══ EXERCISE INPUTS

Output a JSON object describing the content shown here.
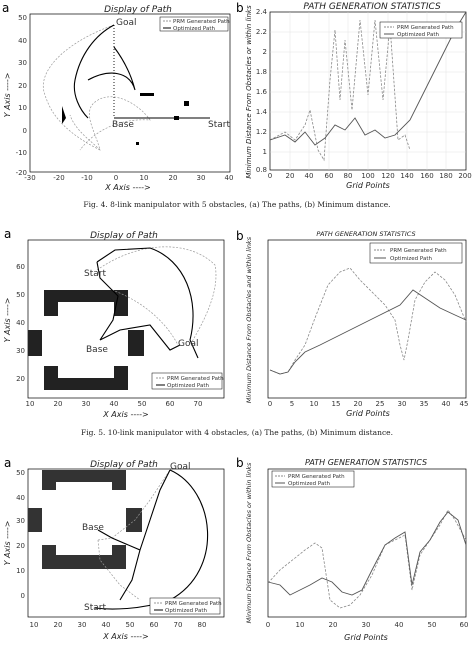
{
  "figures": [
    {
      "left": {
        "letter": "a",
        "title": "Display of Path",
        "xlabel": "X Axis ---->",
        "ylabel": "Y Axis ---->",
        "xticks": [
          "-30",
          "-20",
          "-10",
          "0",
          "10",
          "20",
          "30",
          "40"
        ],
        "yticks": [
          "50",
          "40",
          "30",
          "20",
          "10",
          "0",
          "-10",
          "-20"
        ],
        "legend": [
          "PRM Generated Path",
          "Optimized Path"
        ],
        "annotations": [
          "Goal",
          "Base",
          "Start"
        ]
      },
      "right": {
        "letter": "b",
        "title": "PATH GENERATION STATISTICS",
        "xlabel": "Grid Points",
        "ylabel": "Minimum Distance From Obstacles or within links",
        "xticks": [
          "0",
          "20",
          "40",
          "60",
          "80",
          "100",
          "120",
          "140",
          "160",
          "180",
          "200"
        ],
        "yticks": [
          "2.4",
          "2.2",
          "2",
          "1.8",
          "1.6",
          "1.4",
          "1.2",
          "1",
          "0.8"
        ],
        "legend": [
          "PRM Generated Path",
          "Optimized Path"
        ]
      },
      "caption": "Fig. 4.   8-link manipulator with 5 obstacles, (a) The paths, (b) Minimum distance."
    },
    {
      "left": {
        "letter": "a",
        "title": "Display of Path",
        "xlabel": "X Axis ---->",
        "ylabel": "Y Axis ---->",
        "xticks": [
          "10",
          "20",
          "30",
          "40",
          "50",
          "60",
          "70"
        ],
        "yticks": [
          "60",
          "50",
          "40",
          "30",
          "20"
        ],
        "legend": [
          "PRM Generated Path",
          "Optimized Path"
        ],
        "annotations": [
          "Start",
          "Base",
          "Goal"
        ]
      },
      "right": {
        "letter": "b",
        "title": "PATH GENERATION STATISTICS",
        "xlabel": "Grid Points",
        "ylabel": "Minimum Distance From Obstacles and within links",
        "xticks": [
          "0",
          "5",
          "10",
          "15",
          "20",
          "25",
          "30",
          "35",
          "40",
          "45"
        ],
        "yticks": [],
        "legend": [
          "PRM Generated Path",
          "Optimized Path"
        ]
      },
      "caption": "Fig. 5.   10-link manipulator with 4 obstacles, (a) The paths, (b) Minimum distance."
    },
    {
      "left": {
        "letter": "a",
        "title": "Display of Path",
        "xlabel": "X Axis ---->",
        "ylabel": "Y Axis ---->",
        "xticks": [
          "10",
          "20",
          "30",
          "40",
          "50",
          "60",
          "70",
          "80"
        ],
        "yticks": [
          "50",
          "40",
          "30",
          "20",
          "10",
          "0"
        ],
        "legend": [
          "PRM Generated Path",
          "Optimized Path"
        ],
        "annotations": [
          "Goal",
          "Base",
          "Start"
        ]
      },
      "right": {
        "letter": "b",
        "title": "PATH GENERATION STATISTICS",
        "xlabel": "Grid Points",
        "ylabel": "Minimum Distance From Obstacles or within links",
        "xticks": [
          "0",
          "10",
          "20",
          "30",
          "40",
          "50",
          "60"
        ],
        "yticks": [],
        "legend": [
          "PRM Generated Path",
          "Optimized Path"
        ]
      },
      "caption": ""
    }
  ]
}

════

▶ [YOUR TASK]: Omit each picture, then return all of the listing exactly as it stands.

▶ [COMPLETE OUTPUT]:
Output a JSON object describing the content shown here.
{
  "figures": [
    {
      "left": {
        "letter": "a",
        "title": "Display of Path",
        "xlabel": "X Axis ---->",
        "ylabel": "Y Axis ---->",
        "xticks": [
          "-30",
          "-20",
          "-10",
          "0",
          "10",
          "20",
          "30",
          "40"
        ],
        "yticks": [
          "50",
          "40",
          "30",
          "20",
          "10",
          "0",
          "-10",
          "-20"
        ],
        "legend": [
          "PRM Generated Path",
          "Optimized Path"
        ],
        "annotations": [
          "Goal",
          "Base",
          "Start"
        ]
      },
      "right": {
        "letter": "b",
        "title": "PATH GENERATION STATISTICS",
        "xlabel": "Grid Points",
        "ylabel": "Minimum Distance From Obstacles or within links",
        "xticks": [
          "0",
          "20",
          "40",
          "60",
          "80",
          "100",
          "120",
          "140",
          "160",
          "180",
          "200"
        ],
        "yticks": [
          "2.4",
          "2.2",
          "2",
          "1.8",
          "1.6",
          "1.4",
          "1.2",
          "1",
          "0.8"
        ],
        "legend": [
          "PRM Generated Path",
          "Optimized Path"
        ]
      },
      "caption": "Fig. 4.   8-link manipulator with 5 obstacles, (a) The paths, (b) Minimum distance."
    },
    {
      "left": {
        "letter": "a",
        "title": "Display of Path",
        "xlabel": "X Axis ---->",
        "ylabel": "Y Axis ---->",
        "xticks": [
          "10",
          "20",
          "30",
          "40",
          "50",
          "60",
          "70"
        ],
        "yticks": [
          "60",
          "50",
          "40",
          "30",
          "20"
        ],
        "legend": [
          "PRM Generated Path",
          "Optimized Path"
        ],
        "annotations": [
          "Start",
          "Base",
          "Goal"
        ]
      },
      "right": {
        "letter": "b",
        "title": "PATH GENERATION STATISTICS",
        "xlabel": "Grid Points",
        "ylabel": "Minimum Distance From Obstacles and within links",
        "xticks": [
          "0",
          "5",
          "10",
          "15",
          "20",
          "25",
          "30",
          "35",
          "40",
          "45"
        ],
        "yticks": [],
        "legend": [
          "PRM Generated Path",
          "Optimized Path"
        ]
      },
      "caption": "Fig. 5.   10-link manipulator with 4 obstacles, (a) The paths, (b) Minimum distance."
    },
    {
      "left": {
        "letter": "a",
        "title": "Display of Path",
        "xlabel": "X Axis ---->",
        "ylabel": "Y Axis ---->",
        "xticks": [
          "10",
          "20",
          "30",
          "40",
          "50",
          "60",
          "70",
          "80"
        ],
        "yticks": [
          "50",
          "40",
          "30",
          "20",
          "10",
          "0"
        ],
        "legend": [
          "PRM Generated Path",
          "Optimized Path"
        ],
        "annotations": [
          "Goal",
          "Base",
          "Start"
        ]
      },
      "right": {
        "letter": "b",
        "title": "PATH GENERATION STATISTICS",
        "xlabel": "Grid Points",
        "ylabel": "Minimum Distance From Obstacles or within links",
        "xticks": [
          "0",
          "10",
          "20",
          "30",
          "40",
          "50",
          "60"
        ],
        "yticks": [],
        "legend": [
          "PRM Generated Path",
          "Optimized Path"
        ]
      },
      "caption": ""
    }
  ]
}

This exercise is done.